Stored records ::
┌──

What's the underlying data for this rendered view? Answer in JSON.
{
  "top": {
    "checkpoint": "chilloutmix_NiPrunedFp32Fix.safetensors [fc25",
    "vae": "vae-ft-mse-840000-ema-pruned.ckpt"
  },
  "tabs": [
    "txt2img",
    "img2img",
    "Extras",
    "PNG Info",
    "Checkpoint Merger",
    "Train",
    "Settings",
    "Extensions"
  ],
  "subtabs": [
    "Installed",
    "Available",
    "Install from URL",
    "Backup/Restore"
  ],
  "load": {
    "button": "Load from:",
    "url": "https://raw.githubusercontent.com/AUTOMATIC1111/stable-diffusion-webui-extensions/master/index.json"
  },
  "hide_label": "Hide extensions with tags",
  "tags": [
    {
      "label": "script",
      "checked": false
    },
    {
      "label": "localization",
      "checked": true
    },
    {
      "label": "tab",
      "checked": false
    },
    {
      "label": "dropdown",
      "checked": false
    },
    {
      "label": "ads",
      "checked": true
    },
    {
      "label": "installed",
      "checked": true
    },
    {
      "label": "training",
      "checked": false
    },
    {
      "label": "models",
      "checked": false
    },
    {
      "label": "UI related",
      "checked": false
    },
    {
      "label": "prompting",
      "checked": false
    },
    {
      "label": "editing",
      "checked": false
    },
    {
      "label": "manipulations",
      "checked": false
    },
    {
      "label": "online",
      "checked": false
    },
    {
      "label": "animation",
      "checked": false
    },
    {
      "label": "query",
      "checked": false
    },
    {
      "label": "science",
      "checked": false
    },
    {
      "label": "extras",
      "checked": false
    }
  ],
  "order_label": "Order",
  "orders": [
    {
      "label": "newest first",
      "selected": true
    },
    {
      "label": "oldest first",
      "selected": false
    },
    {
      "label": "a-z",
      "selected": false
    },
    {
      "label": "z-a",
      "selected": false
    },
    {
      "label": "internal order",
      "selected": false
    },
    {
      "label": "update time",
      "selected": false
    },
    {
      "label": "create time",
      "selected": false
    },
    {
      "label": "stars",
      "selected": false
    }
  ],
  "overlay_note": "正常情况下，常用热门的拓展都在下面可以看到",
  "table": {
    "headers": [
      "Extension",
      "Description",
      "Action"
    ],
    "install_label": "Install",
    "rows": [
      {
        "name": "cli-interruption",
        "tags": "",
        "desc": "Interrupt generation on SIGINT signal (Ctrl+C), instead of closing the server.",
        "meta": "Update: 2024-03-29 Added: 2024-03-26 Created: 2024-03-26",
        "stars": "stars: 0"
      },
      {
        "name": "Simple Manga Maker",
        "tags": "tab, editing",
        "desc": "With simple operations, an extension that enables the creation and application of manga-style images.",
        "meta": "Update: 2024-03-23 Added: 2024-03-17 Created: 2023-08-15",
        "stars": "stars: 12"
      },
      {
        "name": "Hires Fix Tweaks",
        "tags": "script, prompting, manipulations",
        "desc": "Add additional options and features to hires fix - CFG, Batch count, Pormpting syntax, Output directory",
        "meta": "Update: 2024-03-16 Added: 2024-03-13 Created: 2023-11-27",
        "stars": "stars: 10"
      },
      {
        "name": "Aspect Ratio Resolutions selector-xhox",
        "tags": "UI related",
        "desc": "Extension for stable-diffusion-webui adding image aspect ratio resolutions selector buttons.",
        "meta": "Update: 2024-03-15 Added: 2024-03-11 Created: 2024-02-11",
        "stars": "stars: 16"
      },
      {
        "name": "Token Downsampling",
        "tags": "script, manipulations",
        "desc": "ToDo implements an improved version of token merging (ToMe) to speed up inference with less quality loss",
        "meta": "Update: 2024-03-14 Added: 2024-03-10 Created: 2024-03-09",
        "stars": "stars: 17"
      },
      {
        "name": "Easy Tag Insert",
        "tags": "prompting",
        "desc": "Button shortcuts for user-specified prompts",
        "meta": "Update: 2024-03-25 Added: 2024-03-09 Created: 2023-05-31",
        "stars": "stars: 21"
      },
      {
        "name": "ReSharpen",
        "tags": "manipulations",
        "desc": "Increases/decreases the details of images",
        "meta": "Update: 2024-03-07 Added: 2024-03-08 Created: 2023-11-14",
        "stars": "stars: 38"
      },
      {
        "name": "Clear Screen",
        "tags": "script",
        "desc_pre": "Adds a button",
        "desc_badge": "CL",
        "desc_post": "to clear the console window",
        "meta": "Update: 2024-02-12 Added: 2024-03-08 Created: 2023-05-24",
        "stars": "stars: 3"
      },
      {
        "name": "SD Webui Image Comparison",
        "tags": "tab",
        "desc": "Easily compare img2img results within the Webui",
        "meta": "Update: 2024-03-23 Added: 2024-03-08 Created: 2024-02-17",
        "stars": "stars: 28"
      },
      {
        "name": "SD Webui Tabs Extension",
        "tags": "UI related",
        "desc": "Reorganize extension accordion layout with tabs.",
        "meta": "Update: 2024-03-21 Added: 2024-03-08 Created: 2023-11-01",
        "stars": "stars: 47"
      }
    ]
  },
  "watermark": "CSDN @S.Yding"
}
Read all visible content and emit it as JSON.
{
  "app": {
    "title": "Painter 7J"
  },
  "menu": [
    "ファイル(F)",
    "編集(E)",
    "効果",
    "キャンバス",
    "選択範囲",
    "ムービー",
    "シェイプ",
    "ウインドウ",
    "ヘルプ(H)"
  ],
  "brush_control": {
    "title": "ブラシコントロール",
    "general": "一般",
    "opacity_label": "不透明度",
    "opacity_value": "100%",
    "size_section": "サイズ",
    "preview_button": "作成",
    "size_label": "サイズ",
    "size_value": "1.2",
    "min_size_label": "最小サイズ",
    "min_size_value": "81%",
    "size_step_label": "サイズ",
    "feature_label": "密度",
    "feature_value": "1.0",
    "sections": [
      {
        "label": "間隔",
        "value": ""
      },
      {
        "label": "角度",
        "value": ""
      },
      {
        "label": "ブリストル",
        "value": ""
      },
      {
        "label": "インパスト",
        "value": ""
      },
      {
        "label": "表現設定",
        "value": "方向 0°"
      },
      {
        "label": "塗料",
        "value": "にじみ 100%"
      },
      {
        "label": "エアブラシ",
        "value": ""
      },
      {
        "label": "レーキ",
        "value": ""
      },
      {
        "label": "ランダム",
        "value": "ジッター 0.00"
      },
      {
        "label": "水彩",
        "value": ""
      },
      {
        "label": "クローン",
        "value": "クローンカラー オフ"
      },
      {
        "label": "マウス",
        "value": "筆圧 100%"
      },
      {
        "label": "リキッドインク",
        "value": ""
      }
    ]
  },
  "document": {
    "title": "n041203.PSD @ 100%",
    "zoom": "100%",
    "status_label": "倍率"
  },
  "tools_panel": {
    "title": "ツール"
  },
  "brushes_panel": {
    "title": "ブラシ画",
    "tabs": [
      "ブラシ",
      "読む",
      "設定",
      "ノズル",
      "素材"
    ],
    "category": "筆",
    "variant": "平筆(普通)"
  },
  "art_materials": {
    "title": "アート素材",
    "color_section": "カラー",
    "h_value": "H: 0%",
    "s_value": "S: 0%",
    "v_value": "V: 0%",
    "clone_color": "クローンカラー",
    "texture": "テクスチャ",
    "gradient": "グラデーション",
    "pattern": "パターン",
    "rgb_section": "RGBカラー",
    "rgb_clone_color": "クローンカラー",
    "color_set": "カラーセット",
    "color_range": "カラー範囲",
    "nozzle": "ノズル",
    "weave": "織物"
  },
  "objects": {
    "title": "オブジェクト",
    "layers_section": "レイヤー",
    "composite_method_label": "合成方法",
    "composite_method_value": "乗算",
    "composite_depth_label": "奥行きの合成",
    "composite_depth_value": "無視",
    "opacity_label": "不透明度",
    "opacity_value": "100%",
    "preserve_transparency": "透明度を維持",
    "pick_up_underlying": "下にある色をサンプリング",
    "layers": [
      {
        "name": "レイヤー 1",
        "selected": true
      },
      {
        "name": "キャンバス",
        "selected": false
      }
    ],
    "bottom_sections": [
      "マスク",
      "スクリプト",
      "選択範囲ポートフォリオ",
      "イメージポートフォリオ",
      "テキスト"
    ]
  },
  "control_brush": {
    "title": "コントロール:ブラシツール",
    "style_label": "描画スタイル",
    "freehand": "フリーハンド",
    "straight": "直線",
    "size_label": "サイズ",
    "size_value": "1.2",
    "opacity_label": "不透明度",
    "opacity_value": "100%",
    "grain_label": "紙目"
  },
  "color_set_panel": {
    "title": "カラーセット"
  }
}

└──

Directions ::
Identify all lines where the word "stable" shows up. Copy them.

Solution to the problem ::
    "url": "https://raw.githubusercontent.com/AUTOMATIC1111/stable-diffusion-webui-extensions/master/index.json"
        "desc": "Extension for stable-diffusion-webui adding image aspect ratio resolutions selector buttons.",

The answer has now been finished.